● Work to complete: Search the records for "this" and copy each line that holds it.

--- START OF Exercise material ---

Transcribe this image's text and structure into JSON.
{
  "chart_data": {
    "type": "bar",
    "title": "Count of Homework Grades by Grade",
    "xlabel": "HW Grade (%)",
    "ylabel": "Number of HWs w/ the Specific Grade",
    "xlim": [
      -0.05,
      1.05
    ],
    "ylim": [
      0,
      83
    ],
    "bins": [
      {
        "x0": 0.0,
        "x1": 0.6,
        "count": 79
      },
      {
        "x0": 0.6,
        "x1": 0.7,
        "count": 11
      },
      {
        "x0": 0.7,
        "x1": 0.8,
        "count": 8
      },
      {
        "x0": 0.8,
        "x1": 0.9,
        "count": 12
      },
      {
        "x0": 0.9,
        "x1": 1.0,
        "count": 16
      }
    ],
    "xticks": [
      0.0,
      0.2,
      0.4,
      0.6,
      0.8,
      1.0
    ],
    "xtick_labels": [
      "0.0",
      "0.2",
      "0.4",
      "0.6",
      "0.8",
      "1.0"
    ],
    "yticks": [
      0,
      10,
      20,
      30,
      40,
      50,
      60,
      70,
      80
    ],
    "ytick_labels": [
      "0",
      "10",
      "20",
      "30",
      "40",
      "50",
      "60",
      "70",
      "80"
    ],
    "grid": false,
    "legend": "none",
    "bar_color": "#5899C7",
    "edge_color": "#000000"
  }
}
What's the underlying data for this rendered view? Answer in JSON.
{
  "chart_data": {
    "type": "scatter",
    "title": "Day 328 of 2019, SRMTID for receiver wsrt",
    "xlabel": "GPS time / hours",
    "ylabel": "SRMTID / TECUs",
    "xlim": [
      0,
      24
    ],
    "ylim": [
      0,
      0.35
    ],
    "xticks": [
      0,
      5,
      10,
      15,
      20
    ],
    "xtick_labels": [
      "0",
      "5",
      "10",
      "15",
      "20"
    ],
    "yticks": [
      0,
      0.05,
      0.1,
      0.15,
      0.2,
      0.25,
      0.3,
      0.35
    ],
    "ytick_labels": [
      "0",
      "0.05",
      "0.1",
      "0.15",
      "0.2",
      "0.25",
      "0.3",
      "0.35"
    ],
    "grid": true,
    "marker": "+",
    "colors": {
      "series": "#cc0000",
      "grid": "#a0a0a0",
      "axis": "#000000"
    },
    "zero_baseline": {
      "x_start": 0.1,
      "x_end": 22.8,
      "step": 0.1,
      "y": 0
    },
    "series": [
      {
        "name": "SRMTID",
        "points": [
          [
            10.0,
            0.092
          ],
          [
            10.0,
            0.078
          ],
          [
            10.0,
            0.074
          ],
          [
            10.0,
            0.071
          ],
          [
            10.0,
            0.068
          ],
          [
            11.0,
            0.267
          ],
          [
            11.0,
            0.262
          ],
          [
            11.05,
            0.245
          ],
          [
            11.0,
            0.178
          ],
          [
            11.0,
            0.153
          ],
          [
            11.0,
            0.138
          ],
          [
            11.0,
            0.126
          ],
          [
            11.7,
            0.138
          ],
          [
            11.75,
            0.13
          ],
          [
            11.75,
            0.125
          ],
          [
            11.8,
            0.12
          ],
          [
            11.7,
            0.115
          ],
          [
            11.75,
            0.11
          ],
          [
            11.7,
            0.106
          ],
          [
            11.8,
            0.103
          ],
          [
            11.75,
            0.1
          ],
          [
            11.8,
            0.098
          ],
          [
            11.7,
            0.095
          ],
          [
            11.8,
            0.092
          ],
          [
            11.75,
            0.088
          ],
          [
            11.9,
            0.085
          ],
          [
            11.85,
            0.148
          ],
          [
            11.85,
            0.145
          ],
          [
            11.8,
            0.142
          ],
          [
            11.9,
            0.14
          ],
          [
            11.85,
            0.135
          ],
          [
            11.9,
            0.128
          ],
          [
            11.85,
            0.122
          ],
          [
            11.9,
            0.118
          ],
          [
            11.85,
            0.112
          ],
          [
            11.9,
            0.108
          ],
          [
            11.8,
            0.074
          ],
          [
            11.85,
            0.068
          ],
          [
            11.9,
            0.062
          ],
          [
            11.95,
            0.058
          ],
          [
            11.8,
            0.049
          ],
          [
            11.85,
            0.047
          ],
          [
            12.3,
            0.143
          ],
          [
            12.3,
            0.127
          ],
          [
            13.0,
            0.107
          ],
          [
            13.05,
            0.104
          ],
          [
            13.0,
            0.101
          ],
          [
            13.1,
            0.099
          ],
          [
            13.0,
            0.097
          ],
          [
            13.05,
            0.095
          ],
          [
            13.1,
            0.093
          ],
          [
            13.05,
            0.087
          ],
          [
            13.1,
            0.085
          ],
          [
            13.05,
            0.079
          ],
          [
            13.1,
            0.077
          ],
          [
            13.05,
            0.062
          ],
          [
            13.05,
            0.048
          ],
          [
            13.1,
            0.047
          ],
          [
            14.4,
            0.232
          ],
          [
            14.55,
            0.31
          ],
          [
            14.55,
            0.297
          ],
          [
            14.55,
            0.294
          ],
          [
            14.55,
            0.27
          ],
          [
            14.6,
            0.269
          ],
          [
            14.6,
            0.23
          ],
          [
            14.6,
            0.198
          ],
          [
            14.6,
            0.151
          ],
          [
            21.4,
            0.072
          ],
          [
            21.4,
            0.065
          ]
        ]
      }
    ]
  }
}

--- END OF Exercise material ---

● Full response:
Transcribe this image's text and structure into JSON.
What's the underlying data for this rendered view? Answer in JSON.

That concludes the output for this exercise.